Here are some records; quote them exactly, leaving out the pictures.

## START RECORDS FOR THIS EXERCISE

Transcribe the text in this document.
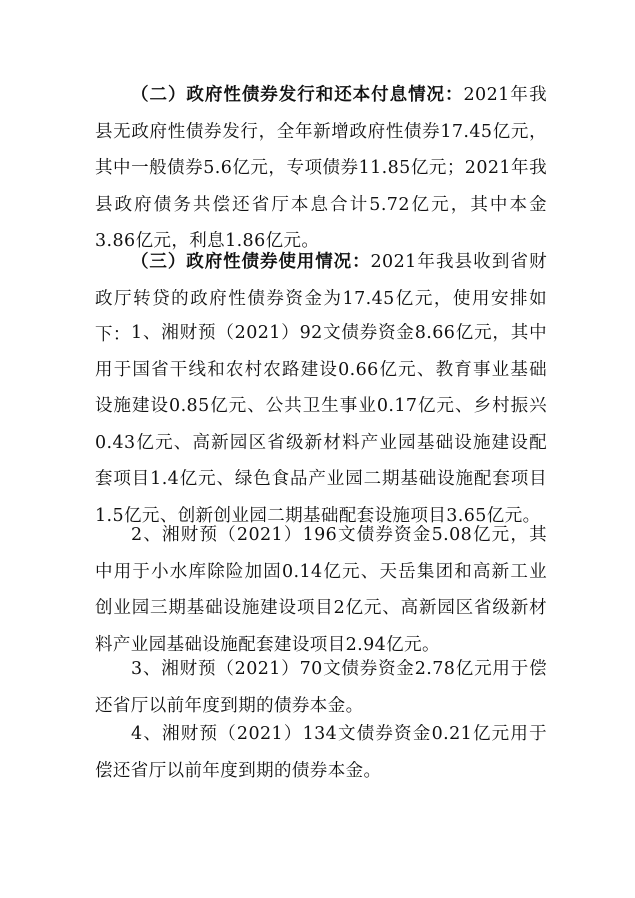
（二）政府性债券发行和还本付息情况：2021年我县无政府性债券发行，全年新增政府性债券17.45亿元，其中一般债券5.6亿元，专项债券11.85亿元；2021年我县政府债务共偿还省厅本息合计5.72亿元，其中本金3.86亿元，利息1.86亿元。

（三）政府性债券使用情况：2021年我县收到省财政厅转贷的政府性债券资金为17.45亿元，使用安排如下： 1、湘财预（2021）92文债券资金8.66亿元，其中用于国省干线和农村农路建设0.66亿元、教育事业基础设施建设0.85亿元、公共卫生事业0.17亿元、乡村振兴0.43亿元、高新园区省级新材料产业园基础设施建设配套项目1.4亿元、绿色食品产业园二期基础设施配套项目1.5亿元、创新创业园二期基础配套设施项目3.65亿元。

2、湘财预（2021）196文债券资金5.08亿元，其中用于小水库除险加固0.14亿元、天岳集团和高新工业创业园三期基础设施建设项目2亿元、高新园区省级新材料产业园基础设施配套建设项目2.94亿元。

3、湘财预（2021）70文债券资金2.78亿元用于偿还省厅以前年度到期的债券本金。

4、湘财预（2021）134文债券资金0.21亿元用于偿还省厅以前年度到期的债券本金。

## END RECORDS FOR THIS EXERCISE

§ OUTPUT OF THE EXERCISE
Transcribe the text in this document.
（二）政府性债券发行和还本付息情况：2021年我县无政府性债券发行，全年新增政府性债券17.45亿元，其中一般债券5.6亿元，专项债券11.85亿元；2021年我县政府债务共偿还省厅本息合计5.72亿元，其中本金3.86亿元，利息1.86亿元。

（三）政府性债券使用情况：2021年我县收到省财政厅转贷的政府性债券资金为17.45亿元，使用安排如下： 1、湘财预（2021）92文债券资金8.66亿元，其中用于国省干线和农村农路建设0.66亿元、教育事业基础设施建设0.85亿元、公共卫生事业0.17亿元、乡村振兴0.43亿元、高新园区省级新材料产业园基础设施建设配套项目1.4亿元、绿色食品产业园二期基础设施配套项目1.5亿元、创新创业园二期基础配套设施项目3.65亿元。

2、湘财预（2021）196文债券资金5.08亿元，其中用于小水库除险加固0.14亿元、天岳集团和高新工业创业园三期基础设施建设项目2亿元、高新园区省级新材料产业园基础设施配套建设项目2.94亿元。

3、湘财预（2021）70文债券资金2.78亿元用于偿还省厅以前年度到期的债券本金。

4、湘财预（2021）134文债券资金0.21亿元用于偿还省厅以前年度到期的债券本金。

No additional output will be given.